=== RECORDS FOR THIS TASK ===
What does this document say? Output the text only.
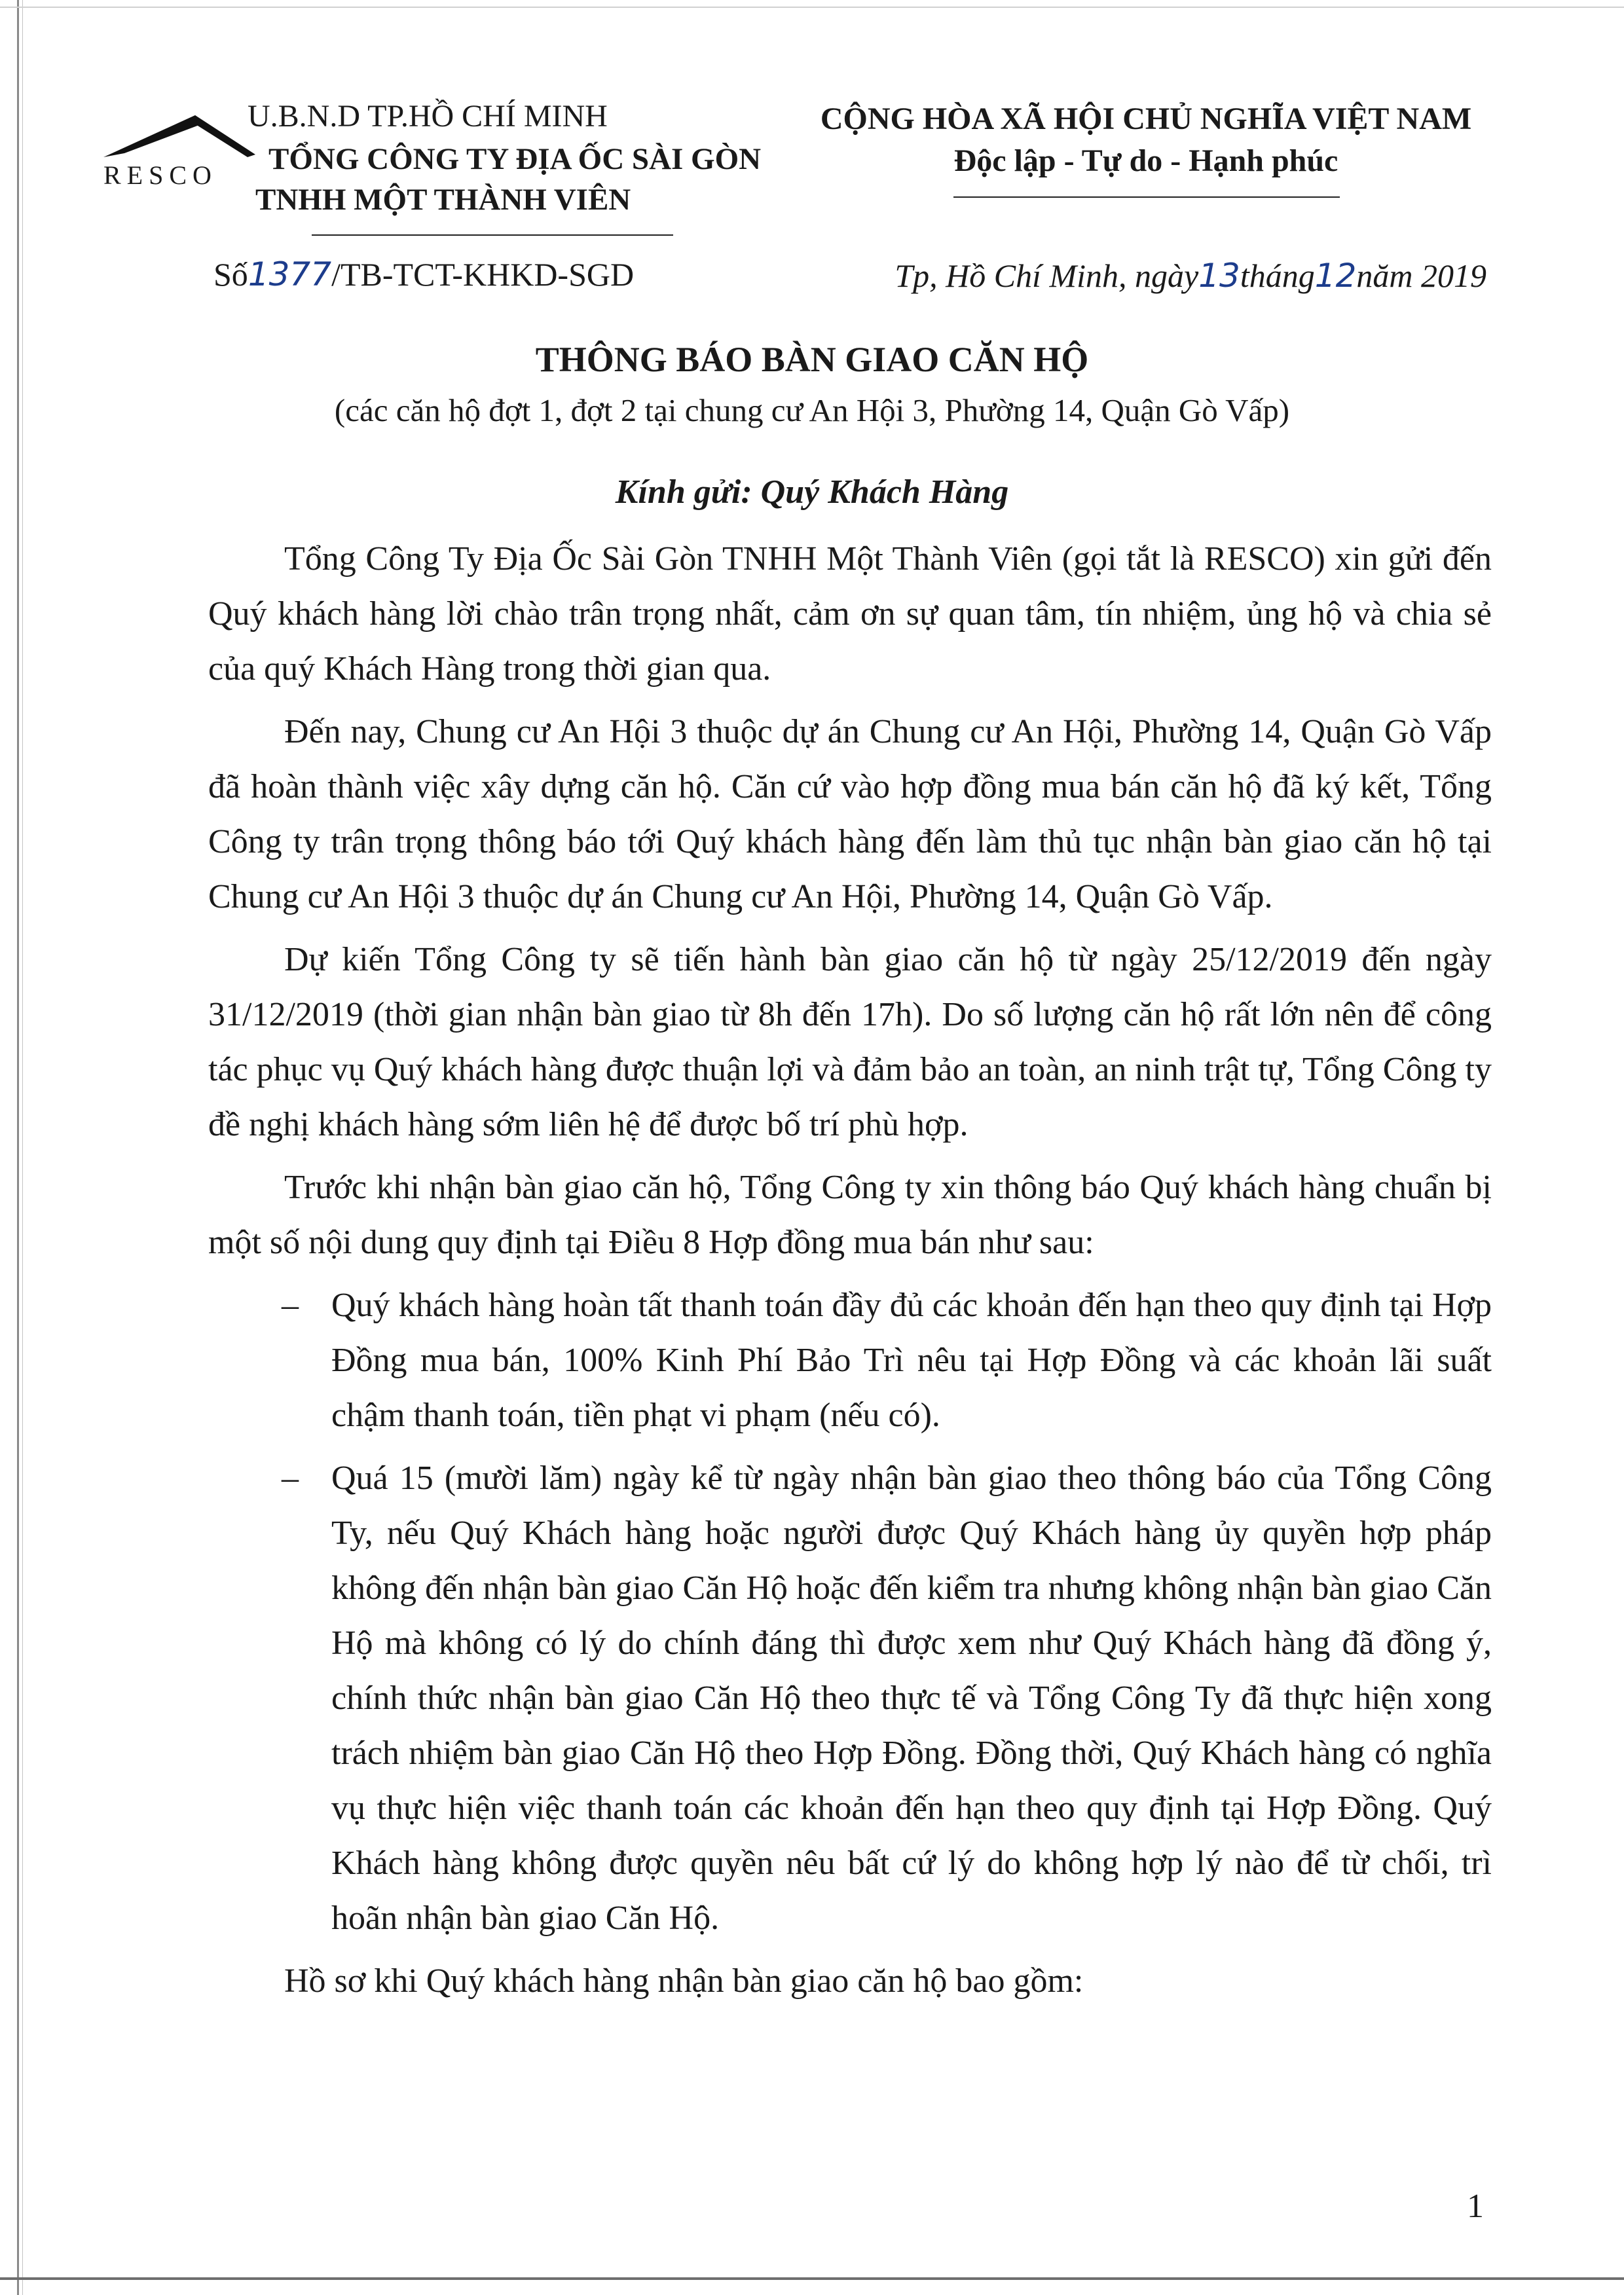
RESCO
U.B.N.D TP.HỒ CHÍ MINH
TỔNG CÔNG TY ĐỊA ỐC SÀI GÒN
TNHH MỘT THÀNH VIÊN
Số1377/TB-TCT-KHKD-SGD
CỘNG HÒA XÃ HỘI CHỦ NGHĨA VIỆT NAM
Độc lập - Tự do - Hạnh phúc
Tp, Hồ Chí Minh, ngày13tháng12năm 2019
THÔNG BÁO BÀN GIAO CĂN HỘ
(các căn hộ đợt 1, đợt 2 tại chung cư An Hội 3, Phường 14, Quận Gò Vấp)
Kính gửi: Quý Khách Hàng

Tổng Công Ty Địa Ốc Sài Gòn TNHH Một Thành Viên (gọi tắt là RESCO) xin gửi đến Quý khách hàng lời chào trân trọng nhất, cảm ơn sự quan tâm, tín nhiệm, ủng hộ và chia sẻ của quý Khách Hàng trong thời gian qua.

Đến nay, Chung cư An Hội 3 thuộc dự án Chung cư An Hội, Phường 14, Quận Gò Vấp đã hoàn thành việc xây dựng căn hộ. Căn cứ vào hợp đồng mua bán căn hộ đã ký kết, Tổng Công ty trân trọng thông báo tới Quý khách hàng đến làm thủ tục nhận bàn giao căn hộ tại Chung cư An Hội 3 thuộc dự án Chung cư An Hội, Phường 14, Quận Gò Vấp.

Dự kiến Tổng Công ty sẽ tiến hành bàn giao căn hộ từ ngày 25/12/2019 đến ngày 31/12/2019 (thời gian nhận bàn giao từ 8h đến 17h). Do số lượng căn hộ rất lớn nên để công tác phục vụ Quý khách hàng được thuận lợi và đảm bảo an toàn, an ninh trật tự, Tổng Công ty đề nghị khách hàng sớm liên hệ để được bố trí phù hợp.

Trước khi nhận bàn giao căn hộ, Tổng Công ty xin thông báo Quý khách hàng chuẩn bị một số nội dung quy định tại Điều 8 Hợp đồng mua bán như sau:

– Quý khách hàng hoàn tất thanh toán đầy đủ các khoản đến hạn theo quy định tại Hợp Đồng mua bán, 100% Kinh Phí Bảo Trì nêu tại Hợp Đồng và các khoản lãi suất chậm thanh toán, tiền phạt vi phạm (nếu có).
– Quá 15 (mười lăm) ngày kể từ ngày nhận bàn giao theo thông báo của Tổng Công Ty, nếu Quý Khách hàng hoặc người được Quý Khách hàng ủy quyền hợp pháp không đến nhận bàn giao Căn Hộ hoặc đến kiểm tra nhưng không nhận bàn giao Căn Hộ mà không có lý do chính đáng thì được xem như Quý Khách hàng đã đồng ý, chính thức nhận bàn giao Căn Hộ theo thực tế và Tổng Công Ty đã thực hiện xong trách nhiệm bàn giao Căn Hộ theo Hợp Đồng. Đồng thời, Quý Khách hàng có nghĩa vụ thực hiện việc thanh toán các khoản đến hạn theo quy định tại Hợp Đồng. Quý Khách hàng không được quyền nêu bất cứ lý do không hợp lý nào để từ chối, trì hoãn nhận bàn giao Căn Hộ.

Hồ sơ khi Quý khách hàng nhận bàn giao căn hộ bao gồm:

1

=== AIM OF THE EXERCISE ===
For the entries shown above, give the number of lines that include the word "RESCO", without any other text.

=== OUTPUT ===
2